» Set problem
State how many lines hold the string "main". Give the number and nothing else.

» Data to use
*-*-*

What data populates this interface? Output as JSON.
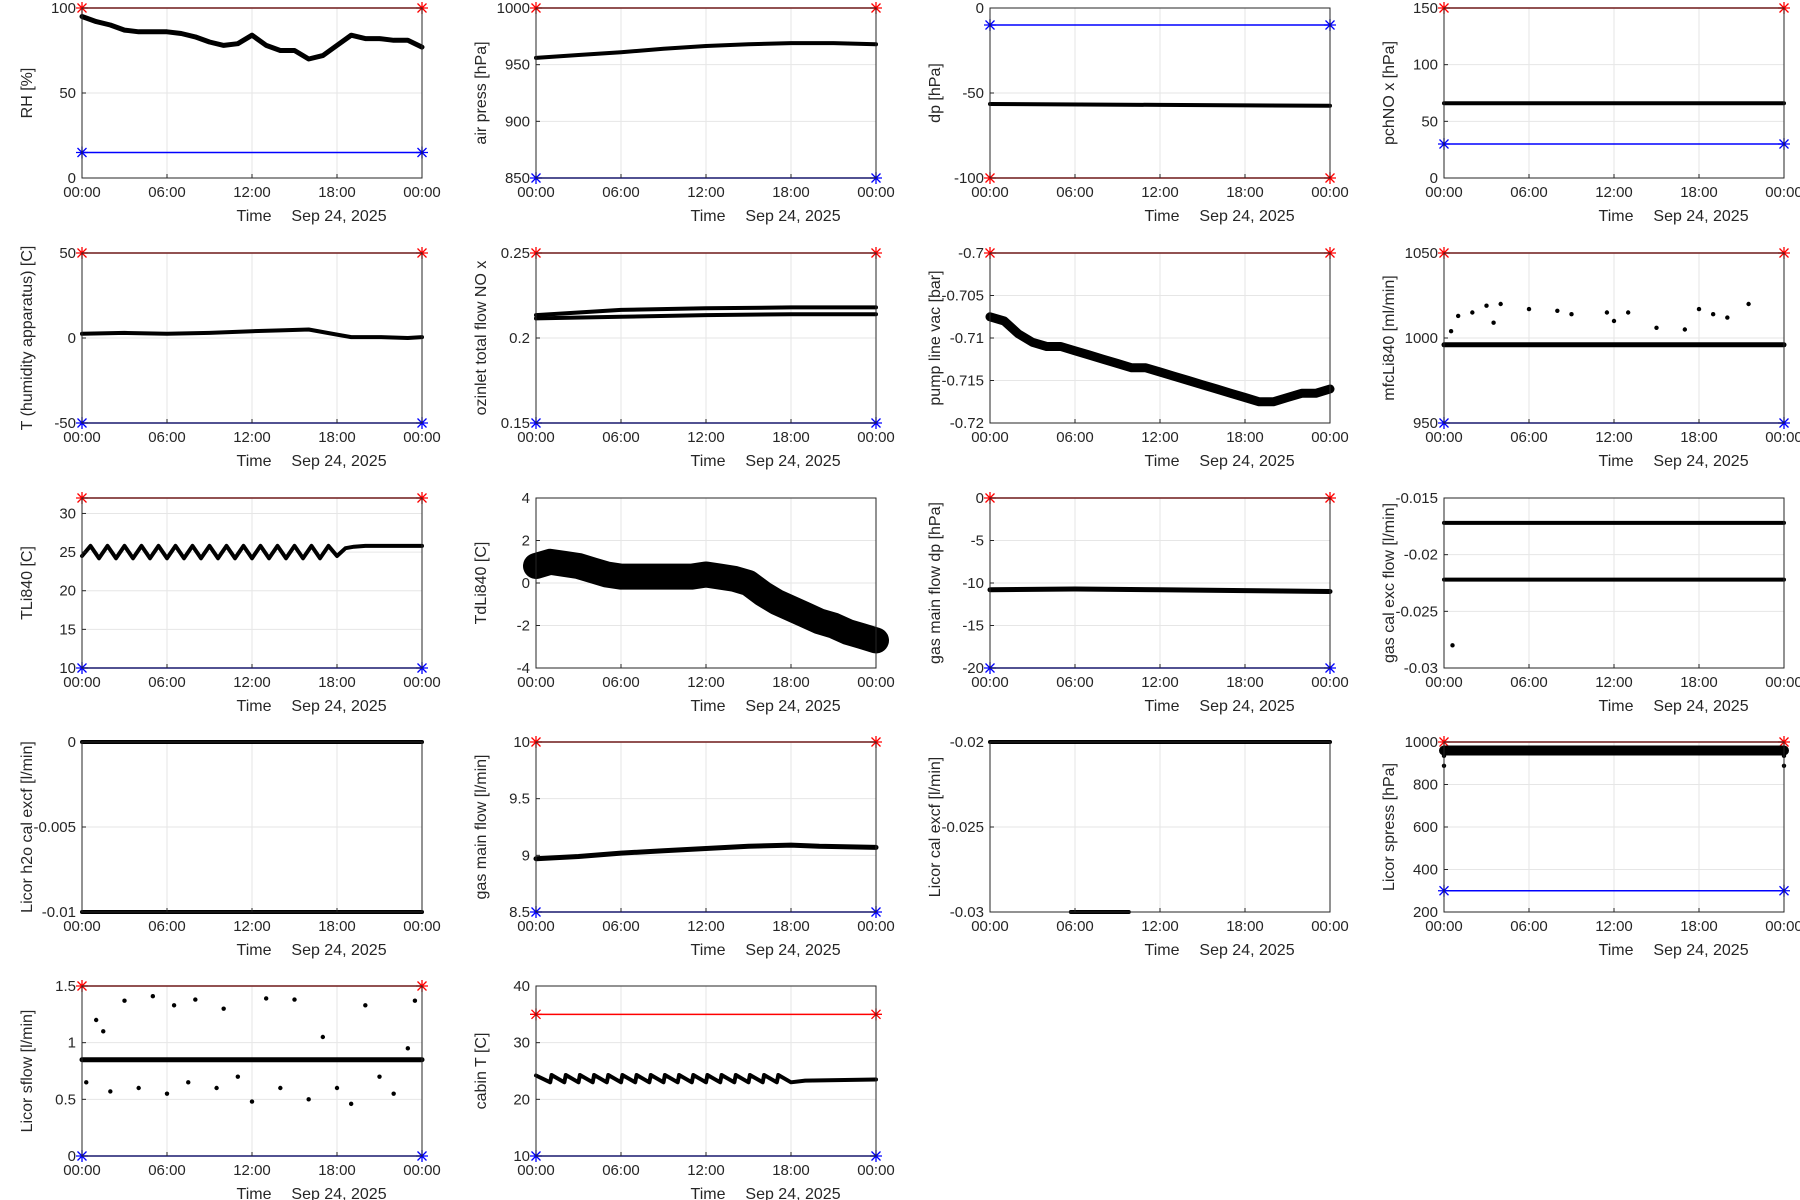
{
  "figure": {
    "x_title": "Time",
    "date_label": "Sep 24, 2025"
  },
  "colors": {
    "upper_limit": "#ff0000",
    "lower_limit": "#0000ff",
    "data": "#000000",
    "grid": "#e6e6e6",
    "axes": "#262626"
  },
  "chart_data": [
    {
      "type": "scatter",
      "ylabel": "RH [%]",
      "ylim": [
        0,
        100
      ],
      "yticks": [
        "0",
        "50",
        "100"
      ],
      "xticks": [
        "00:00",
        "06:00",
        "12:00",
        "18:00",
        "00:00"
      ],
      "upper_limit": 100,
      "lower_limit": 15,
      "series": [
        {
          "x": [
            0,
            1,
            2,
            3,
            4,
            5,
            6,
            7,
            8,
            9,
            10,
            11,
            12,
            13,
            14,
            15,
            16,
            17,
            18,
            19,
            20,
            21,
            22,
            23,
            24
          ],
          "y": [
            95,
            92,
            90,
            87,
            86,
            86,
            86,
            85,
            83,
            80,
            78,
            79,
            84,
            78,
            75,
            75,
            70,
            72,
            78,
            84,
            82,
            82,
            81,
            81,
            77
          ]
        }
      ]
    },
    {
      "type": "line",
      "ylabel": "air press [hPa]",
      "ylim": [
        850,
        1000
      ],
      "yticks": [
        "850",
        "900",
        "950",
        "1000"
      ],
      "xticks": [
        "00:00",
        "06:00",
        "12:00",
        "18:00",
        "00:00"
      ],
      "upper_limit": 1000,
      "lower_limit": 850,
      "series": [
        {
          "x": [
            0,
            3,
            6,
            9,
            12,
            15,
            18,
            21,
            24
          ],
          "y": [
            956,
            958.5,
            961,
            964,
            966.5,
            968,
            969,
            969,
            968
          ]
        }
      ]
    },
    {
      "type": "line",
      "ylabel": "dp [hPa]",
      "ylim": [
        -100,
        0
      ],
      "yticks": [
        "-100",
        "-50",
        "0"
      ],
      "xticks": [
        "00:00",
        "06:00",
        "12:00",
        "18:00",
        "00:00"
      ],
      "upper_limit": -100,
      "lower_limit": -10,
      "series": [
        {
          "x": [
            0,
            12,
            24
          ],
          "y": [
            -56.5,
            -57,
            -57.5
          ]
        }
      ]
    },
    {
      "type": "line",
      "ylabel": "pchNO x [hPa]",
      "ylim": [
        0,
        150
      ],
      "yticks": [
        "0",
        "50",
        "100",
        "150"
      ],
      "xticks": [
        "00:00",
        "06:00",
        "12:00",
        "18:00",
        "00:00"
      ],
      "upper_limit": 150,
      "lower_limit": 30,
      "series": [
        {
          "x": [
            0,
            12,
            24
          ],
          "y": [
            66,
            66,
            66
          ]
        }
      ]
    },
    {
      "type": "line",
      "ylabel": "T (humidity apparatus) [C]",
      "ylim": [
        -50,
        50
      ],
      "yticks": [
        "-50",
        "0",
        "50"
      ],
      "xticks": [
        "00:00",
        "06:00",
        "12:00",
        "18:00",
        "00:00"
      ],
      "upper_limit": 50,
      "lower_limit": -50,
      "series": [
        {
          "x": [
            0,
            3,
            6,
            9,
            12,
            14,
            16,
            18,
            19,
            21,
            23,
            24
          ],
          "y": [
            2.5,
            3,
            2.5,
            3,
            4,
            4.5,
            5,
            2,
            0.5,
            0.5,
            0,
            0.5
          ]
        }
      ]
    },
    {
      "type": "line",
      "ylabel": "ozinlet total flow NO x",
      "ylim": [
        0.15,
        0.25
      ],
      "yticks": [
        "0.15",
        "0.2",
        "0.25"
      ],
      "xticks": [
        "00:00",
        "06:00",
        "12:00",
        "18:00",
        "00:00"
      ],
      "upper_limit": 0.25,
      "lower_limit": 0.15,
      "series": [
        {
          "x": [
            0,
            6,
            12,
            18,
            24
          ],
          "y": [
            0.2135,
            0.2165,
            0.2175,
            0.218,
            0.218
          ]
        },
        {
          "x": [
            0,
            6,
            12,
            18,
            24
          ],
          "y": [
            0.2115,
            0.2125,
            0.2135,
            0.214,
            0.214
          ]
        }
      ]
    },
    {
      "type": "scatter",
      "ylabel": "pump line vac [bar]",
      "ylim": [
        -0.72,
        -0.7
      ],
      "yticks": [
        "-0.72",
        "-0.715",
        "-0.71",
        "-0.705",
        "-0.7"
      ],
      "xticks": [
        "00:00",
        "06:00",
        "12:00",
        "18:00",
        "00:00"
      ],
      "upper_limit": -0.7,
      "lower_limit": null,
      "series": [
        {
          "x": [
            0,
            1,
            2,
            3,
            4,
            5,
            6,
            7,
            8,
            9,
            10,
            11,
            12,
            13,
            14,
            15,
            16,
            17,
            18,
            19,
            20,
            21,
            22,
            23,
            24
          ],
          "y": [
            -0.7075,
            -0.708,
            -0.7095,
            -0.7105,
            -0.711,
            -0.711,
            -0.7115,
            -0.712,
            -0.7125,
            -0.713,
            -0.7135,
            -0.7135,
            -0.714,
            -0.7145,
            -0.715,
            -0.7155,
            -0.716,
            -0.7165,
            -0.717,
            -0.7175,
            -0.7175,
            -0.717,
            -0.7165,
            -0.7165,
            -0.716
          ]
        }
      ]
    },
    {
      "type": "scatter",
      "ylabel": "mfcLi840 [ml/min]",
      "ylim": [
        950,
        1050
      ],
      "yticks": [
        "950",
        "1000",
        "1050"
      ],
      "xticks": [
        "00:00",
        "06:00",
        "12:00",
        "18:00",
        "00:00"
      ],
      "upper_limit": 1050,
      "lower_limit": 950,
      "series": [
        {
          "x": [
            0,
            24
          ],
          "y": [
            996,
            996
          ]
        },
        {
          "x": [
            0.5,
            1,
            2,
            3,
            3.5,
            4,
            6,
            8,
            9,
            11.5,
            12,
            13,
            15,
            17,
            18,
            19,
            20,
            21.5
          ],
          "y": [
            1004,
            1013,
            1015,
            1019,
            1009,
            1020,
            1017,
            1016,
            1014,
            1015,
            1010,
            1015,
            1006,
            1005,
            1017,
            1014,
            1012,
            1020
          ]
        }
      ]
    },
    {
      "type": "line",
      "ylabel": "TLi840 [C]",
      "ylim": [
        10,
        32
      ],
      "yticks": [
        "10",
        "15",
        "20",
        "25",
        "30"
      ],
      "xticks": [
        "00:00",
        "06:00",
        "12:00",
        "18:00",
        "00:00"
      ],
      "upper_limit": 32,
      "lower_limit": 10,
      "series": [
        {
          "x": [
            0,
            0.6,
            1.2,
            1.8,
            2.4,
            3,
            3.6,
            4.2,
            4.8,
            5.4,
            6,
            6.6,
            7.2,
            7.8,
            8.4,
            9,
            9.6,
            10.2,
            10.8,
            11.4,
            12,
            12.6,
            13.2,
            13.8,
            14.4,
            15,
            15.6,
            16.2,
            16.8,
            17.4,
            18,
            18.6,
            19.2,
            20,
            22,
            24
          ],
          "y": [
            24.5,
            25.8,
            24.2,
            25.8,
            24.2,
            25.8,
            24.2,
            25.8,
            24.2,
            25.8,
            24.2,
            25.8,
            24.2,
            25.8,
            24.2,
            25.8,
            24.2,
            25.8,
            24.2,
            25.8,
            24.2,
            25.8,
            24.2,
            25.8,
            24.2,
            25.8,
            24.2,
            25.8,
            24.2,
            25.8,
            24.5,
            25.5,
            25.7,
            25.8,
            25.8,
            25.8
          ]
        }
      ]
    },
    {
      "type": "scatter",
      "ylabel": "TdLi840 [C]",
      "ylim": [
        -4,
        4
      ],
      "yticks": [
        "-4",
        "-2",
        "0",
        "2",
        "4"
      ],
      "xticks": [
        "00:00",
        "06:00",
        "12:00",
        "18:00",
        "00:00"
      ],
      "upper_limit": null,
      "lower_limit": null,
      "series": [
        {
          "x": [
            0,
            1,
            2,
            3,
            4,
            5,
            6,
            7,
            8,
            9,
            10,
            11,
            12,
            13,
            14,
            15,
            16,
            17,
            18,
            19,
            20,
            21,
            22,
            23,
            24
          ],
          "y": [
            0.8,
            1.0,
            0.9,
            0.8,
            0.6,
            0.4,
            0.3,
            0.3,
            0.3,
            0.3,
            0.3,
            0.3,
            0.4,
            0.3,
            0.2,
            0.0,
            -0.5,
            -0.9,
            -1.2,
            -1.5,
            -1.8,
            -2.0,
            -2.3,
            -2.5,
            -2.7
          ]
        }
      ]
    },
    {
      "type": "scatter",
      "ylabel": "gas main flow dp [hPa]",
      "ylim": [
        -20,
        0
      ],
      "yticks": [
        "-20",
        "-15",
        "-10",
        "-5",
        "0"
      ],
      "xticks": [
        "00:00",
        "06:00",
        "12:00",
        "18:00",
        "00:00"
      ],
      "upper_limit": 0,
      "lower_limit": -20,
      "series": [
        {
          "x": [
            0,
            6,
            12,
            18,
            24
          ],
          "y": [
            -10.8,
            -10.7,
            -10.8,
            -10.9,
            -11.0
          ]
        }
      ]
    },
    {
      "type": "line",
      "ylabel": "gas cal exc flow [l/min]",
      "ylim": [
        -0.03,
        -0.015
      ],
      "yticks": [
        "-0.03",
        "-0.025",
        "-0.02",
        "-0.015"
      ],
      "xticks": [
        "00:00",
        "06:00",
        "12:00",
        "18:00",
        "00:00"
      ],
      "upper_limit": null,
      "lower_limit": null,
      "series": [
        {
          "x": [
            0,
            24
          ],
          "y": [
            -0.0172,
            -0.0172
          ]
        },
        {
          "x": [
            0,
            24
          ],
          "y": [
            -0.0222,
            -0.0222
          ]
        },
        {
          "x": [
            0.6
          ],
          "y": [
            -0.028
          ]
        }
      ]
    },
    {
      "type": "line",
      "ylabel": "Licor h2o cal excf [l/min]",
      "ylim": [
        -0.01,
        0
      ],
      "yticks": [
        "-0.01",
        "-0.005",
        "0"
      ],
      "xticks": [
        "00:00",
        "06:00",
        "12:00",
        "18:00",
        "00:00"
      ],
      "upper_limit": null,
      "lower_limit": null,
      "series": [
        {
          "x": [
            0,
            24
          ],
          "y": [
            0,
            0
          ]
        },
        {
          "x": [
            0,
            24
          ],
          "y": [
            -0.01,
            -0.01
          ]
        }
      ]
    },
    {
      "type": "scatter",
      "ylabel": "gas main flow [l/min]",
      "ylim": [
        8.5,
        10
      ],
      "yticks": [
        "8.5",
        "9",
        "9.5",
        "10"
      ],
      "xticks": [
        "00:00",
        "06:00",
        "12:00",
        "18:00",
        "00:00"
      ],
      "upper_limit": 10,
      "lower_limit": 8.5,
      "series": [
        {
          "x": [
            0,
            3,
            6,
            9,
            12,
            15,
            18,
            20,
            24
          ],
          "y": [
            8.97,
            8.99,
            9.02,
            9.04,
            9.06,
            9.08,
            9.09,
            9.08,
            9.07
          ]
        }
      ]
    },
    {
      "type": "line",
      "ylabel": "Licor cal excf [l/min]",
      "ylim": [
        -0.03,
        -0.02
      ],
      "yticks": [
        "-0.03",
        "-0.025",
        "-0.02"
      ],
      "xticks": [
        "00:00",
        "06:00",
        "12:00",
        "18:00",
        "00:00"
      ],
      "upper_limit": null,
      "lower_limit": null,
      "series": [
        {
          "x": [
            0,
            24
          ],
          "y": [
            -0.02,
            -0.02
          ]
        },
        {
          "x": [
            5.7,
            9.8
          ],
          "y": [
            -0.03,
            -0.03
          ]
        }
      ]
    },
    {
      "type": "scatter",
      "ylabel": "Licor spress [hPa]",
      "ylim": [
        200,
        1000
      ],
      "yticks": [
        "200",
        "400",
        "600",
        "800",
        "1000"
      ],
      "xticks": [
        "00:00",
        "06:00",
        "12:00",
        "18:00",
        "00:00"
      ],
      "upper_limit": 1000,
      "lower_limit": 300,
      "series": [
        {
          "x": [
            0,
            24
          ],
          "y": [
            960,
            960
          ]
        },
        {
          "x": [
            0,
            24
          ],
          "y": [
            935,
            935
          ]
        },
        {
          "x": [
            0,
            24
          ],
          "y": [
            888,
            888
          ]
        }
      ]
    },
    {
      "type": "scatter",
      "ylabel": "Licor sflow [l/min]",
      "ylim": [
        0,
        1.5
      ],
      "yticks": [
        "0",
        "0.5",
        "1",
        "1.5"
      ],
      "xticks": [
        "00:00",
        "06:00",
        "12:00",
        "18:00",
        "00:00"
      ],
      "upper_limit": 1.5,
      "lower_limit": 0,
      "series": [
        {
          "x": [
            0,
            24
          ],
          "y": [
            0.85,
            0.85
          ]
        },
        {
          "x": [
            0.3,
            1,
            1.5,
            2,
            3,
            4,
            5,
            6,
            6.5,
            7.5,
            8,
            9.5,
            10,
            11,
            12,
            13,
            14,
            15,
            16,
            17,
            18,
            19,
            20,
            21,
            22,
            23,
            23.5
          ],
          "y": [
            0.65,
            1.2,
            1.1,
            0.57,
            1.37,
            0.6,
            1.41,
            0.55,
            1.33,
            0.65,
            1.38,
            0.6,
            1.3,
            0.7,
            0.48,
            1.39,
            0.6,
            1.38,
            0.5,
            1.05,
            0.6,
            0.46,
            1.33,
            0.7,
            0.55,
            0.95,
            1.37
          ]
        }
      ]
    },
    {
      "type": "line",
      "ylabel": "cabin T [C]",
      "ylim": [
        10,
        40
      ],
      "yticks": [
        "10",
        "20",
        "30",
        "40"
      ],
      "xticks": [
        "00:00",
        "06:00",
        "12:00",
        "18:00",
        "00:00"
      ],
      "upper_limit": 35,
      "lower_limit": 10,
      "series": [
        {
          "x": [
            0,
            1,
            1.1,
            2,
            2.1,
            3,
            3.1,
            4,
            4.1,
            5,
            5.1,
            6,
            6.1,
            7,
            7.1,
            8,
            8.1,
            9,
            9.1,
            10,
            10.1,
            11,
            11.1,
            12,
            12.1,
            13,
            13.1,
            14,
            14.1,
            15,
            15.1,
            16,
            16.1,
            17,
            17.1,
            18,
            19,
            24
          ],
          "y": [
            24.2,
            23,
            24.3,
            23,
            24.3,
            23,
            24.3,
            23,
            24.3,
            23,
            24.3,
            23,
            24.3,
            23,
            24.3,
            23,
            24.3,
            23,
            24.3,
            23,
            24.3,
            23,
            24.3,
            23,
            24.3,
            23,
            24.3,
            23,
            24.3,
            23,
            24.3,
            23,
            24.3,
            23,
            24.3,
            23,
            23.3,
            23.5
          ]
        }
      ]
    }
  ]
}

*-*-*

» Solution to the problem
2